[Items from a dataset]
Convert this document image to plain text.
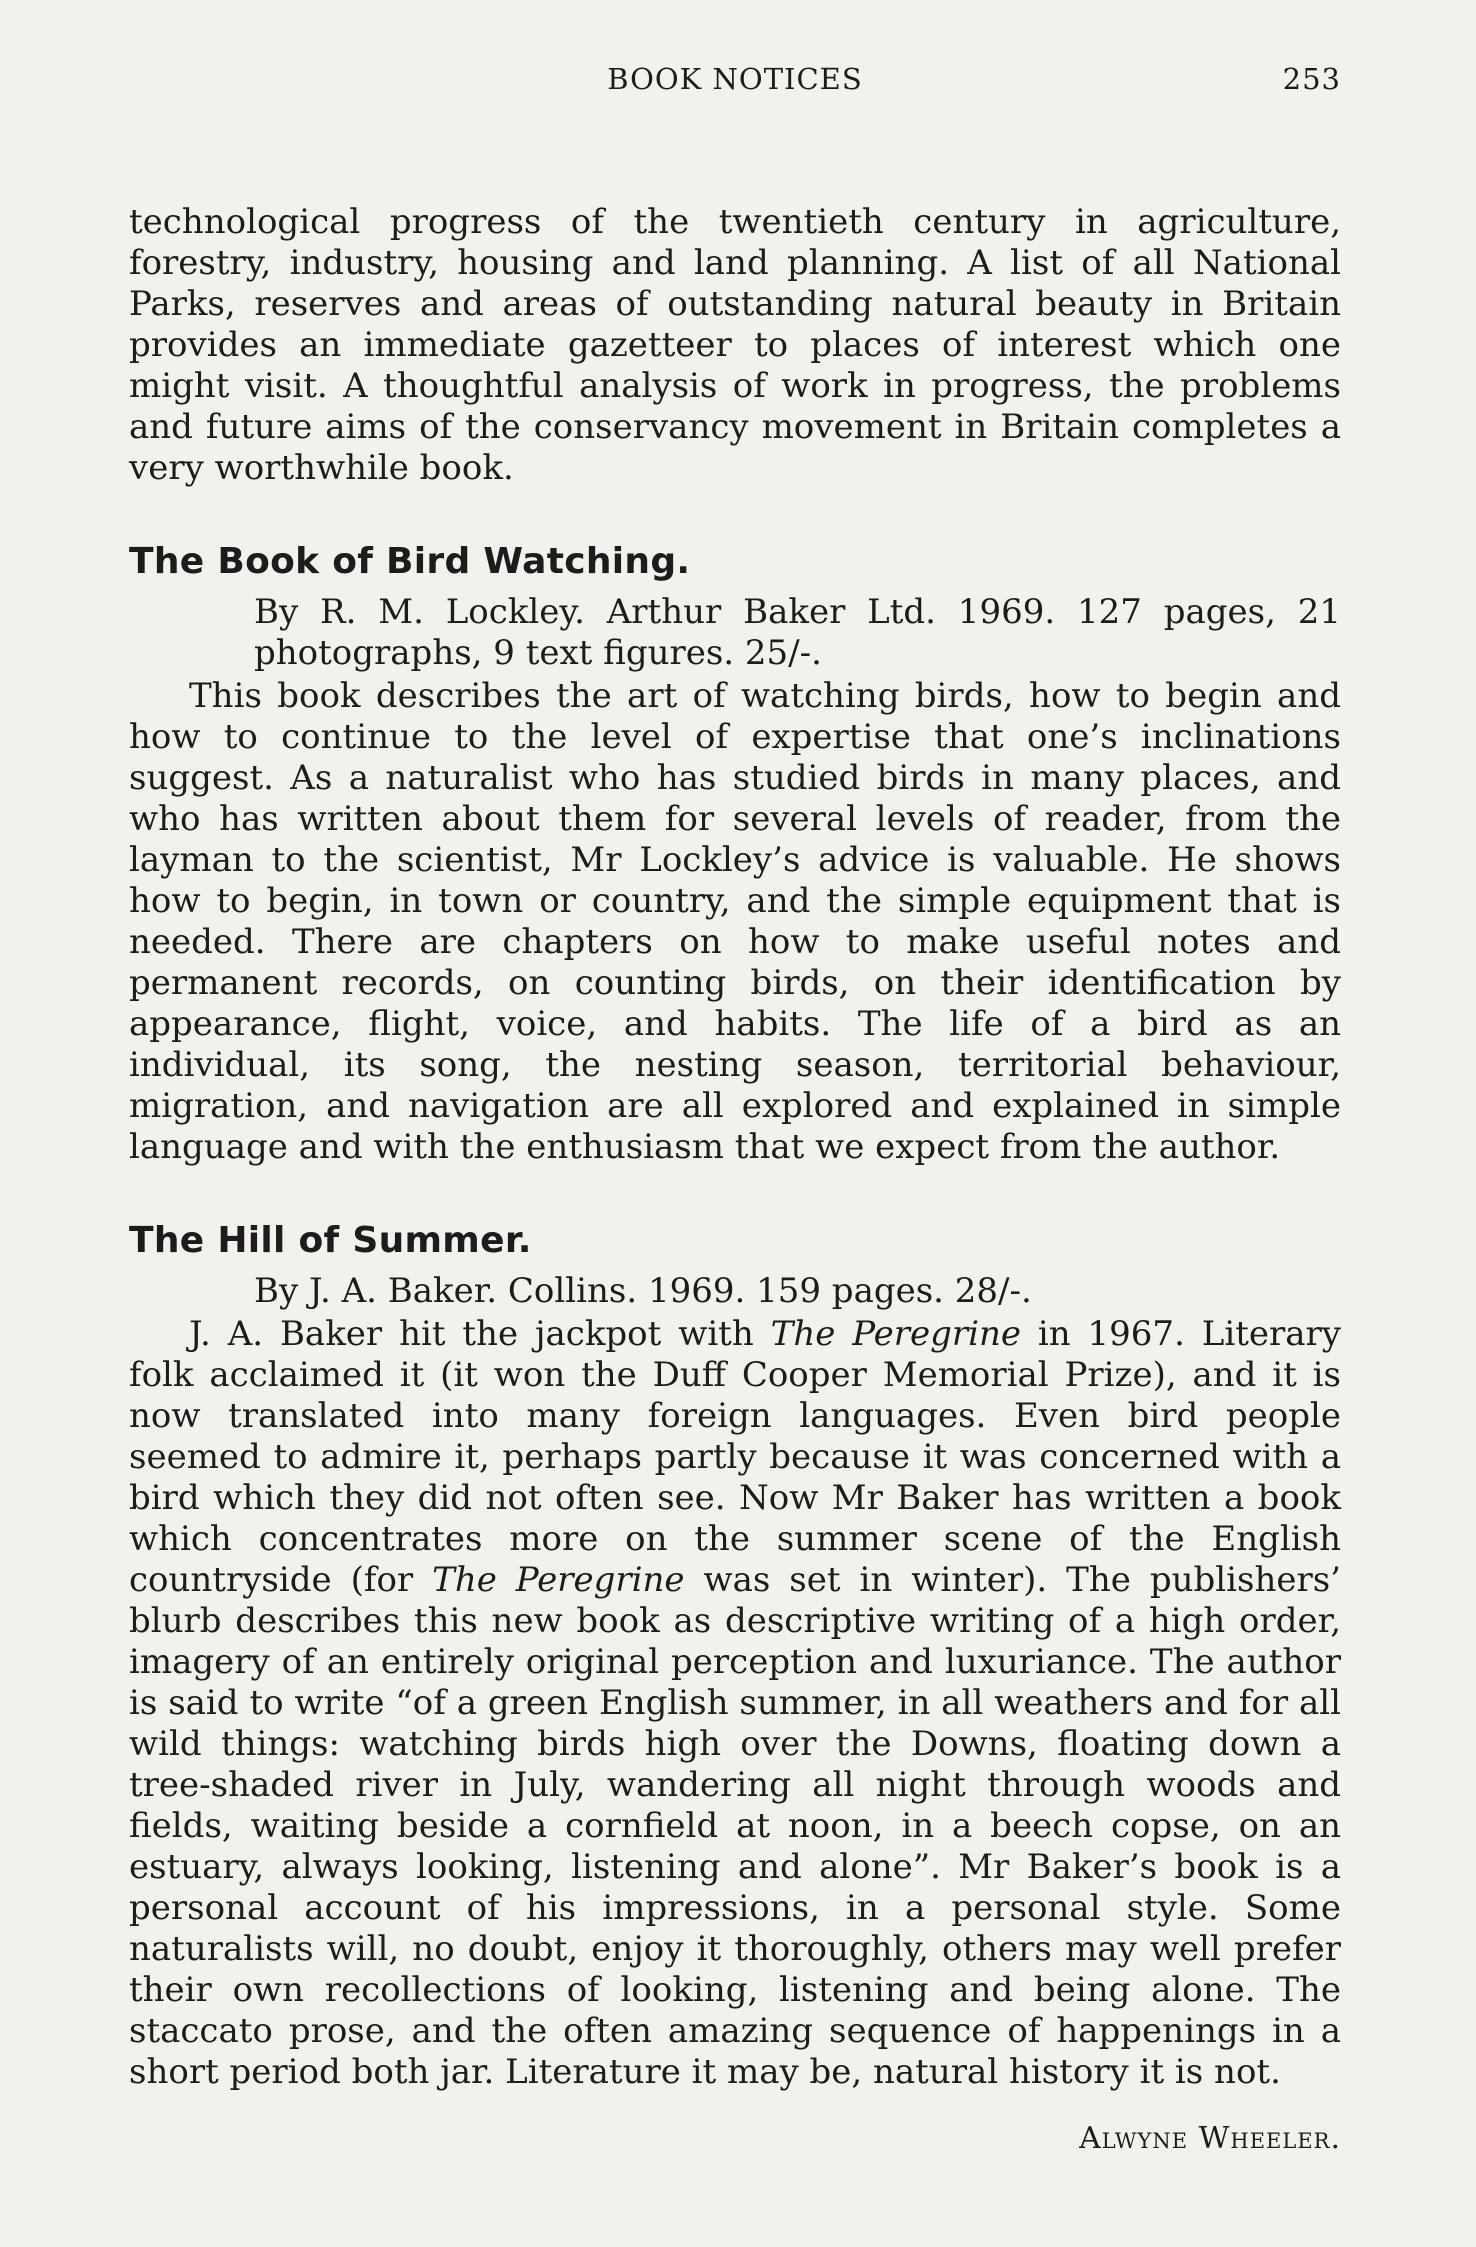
BOOK NOTICES	253

technological progress of the twentieth century in agriculture, forestry, industry, housing and land planning. A list of all National Parks, reserves and areas of outstanding natural beauty in Britain provides an immediate gazetteer to places of interest which one might visit. A thoughtful analysis of work in progress, the problems and future aims of the conservancy movement in Britain completes a very worthwhile book.

The Book of Bird Watching.

By R. M. Lockley. Arthur Baker Ltd. 1969. 127 pages, 21 photographs, 9 text figures. 25/-.

This book describes the art of watching birds, how to begin and how to continue to the level of expertise that one’s inclinations suggest. As a naturalist who has studied birds in many places, and who has written about them for several levels of reader, from the layman to the scientist, Mr Lockley’s advice is valuable. He shows how to begin, in town or country, and the simple equipment that is needed. There are chapters on how to make useful notes and permanent records, on counting birds, on their identification by appearance, flight, voice, and habits. The life of a bird as an individual, its song, the nesting season, territorial behaviour, migration, and navigation are all explored and explained in simple language and with the enthusiasm that we expect from the author.

The Hill of Summer.

By J. A. Baker. Collins. 1969. 159 pages. 28/-.

J. A. Baker hit the jackpot with The Peregrine in 1967. Literary folk acclaimed it (it won the Duff Cooper Memorial Prize), and it is now translated into many foreign languages. Even bird people seemed to admire it, perhaps partly because it was concerned with a bird which they did not often see. Now Mr Baker has written a book which concentrates more on the summer scene of the English countryside (for The Peregrine was set in winter). The publishers’ blurb describes this new book as descriptive writing of a high order, imagery of an entirely original perception and luxuriance. The author is said to write “of a green English summer, in all weathers and for all wild things: watching birds high over the Downs, floating down a tree-shaded river in July, wandering all night through woods and fields, waiting beside a cornfield at noon, in a beech copse, on an estuary, always looking, listening and alone”. Mr Baker’s book is a personal account of his impressions, in a personal style. Some naturalists will, no doubt, enjoy it thoroughly, others may well prefer their own recollections of looking, listening and being alone. The staccato prose, and the often amazing sequence of happenings in a short period both jar. Literature it may be, natural history it is not.

Alwyne Wheeler.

_WHAT IS EXPECTED_
Would you return the data exactly as written, without the pictures?

_RESULT OF THE EXERCISE_
Convert this document image to plain text.
BOOK NOTICES	253

technological progress of the twentieth century in agriculture, forestry, industry, housing and land planning. A list of all National Parks, reserves and areas of outstanding natural beauty in Britain provides an immediate gazetteer to places of interest which one might visit. A thoughtful analysis of work in progress, the problems and future aims of the conservancy movement in Britain completes a very worthwhile book.

The Book of Bird Watching.

By R. M. Lockley. Arthur Baker Ltd. 1969. 127 pages, 21 photographs, 9 text figures. 25/-.

This book describes the art of watching birds, how to begin and how to continue to the level of expertise that one’s inclinations suggest. As a naturalist who has studied birds in many places, and who has written about them for several levels of reader, from the layman to the scientist, Mr Lockley’s advice is valuable. He shows how to begin, in town or country, and the simple equipment that is needed. There are chapters on how to make useful notes and permanent records, on counting birds, on their identification by appearance, flight, voice, and habits. The life of a bird as an individual, its song, the nesting season, territorial behaviour, migration, and navigation are all explored and explained in simple language and with the enthusiasm that we expect from the author.

The Hill of Summer.

By J. A. Baker. Collins. 1969. 159 pages. 28/-.

J. A. Baker hit the jackpot with The Peregrine in 1967. Literary folk acclaimed it (it won the Duff Cooper Memorial Prize), and it is now translated into many foreign languages. Even bird people seemed to admire it, perhaps partly because it was concerned with a bird which they did not often see. Now Mr Baker has written a book which concentrates more on the summer scene of the English countryside (for The Peregrine was set in winter). The publishers’ blurb describes this new book as descriptive writing of a high order, imagery of an entirely original perception and luxuriance. The author is said to write “of a green English summer, in all weathers and for all wild things: watching birds high over the Downs, floating down a tree-shaded river in July, wandering all night through woods and fields, waiting beside a cornfield at noon, in a beech copse, on an estuary, always looking, listening and alone”. Mr Baker’s book is a personal account of his impressions, in a personal style. Some naturalists will, no doubt, enjoy it thoroughly, others may well prefer their own recollections of looking, listening and being alone. The staccato prose, and the often amazing sequence of happenings in a short period both jar. Literature it may be, natural history it is not.

Alwyne Wheeler.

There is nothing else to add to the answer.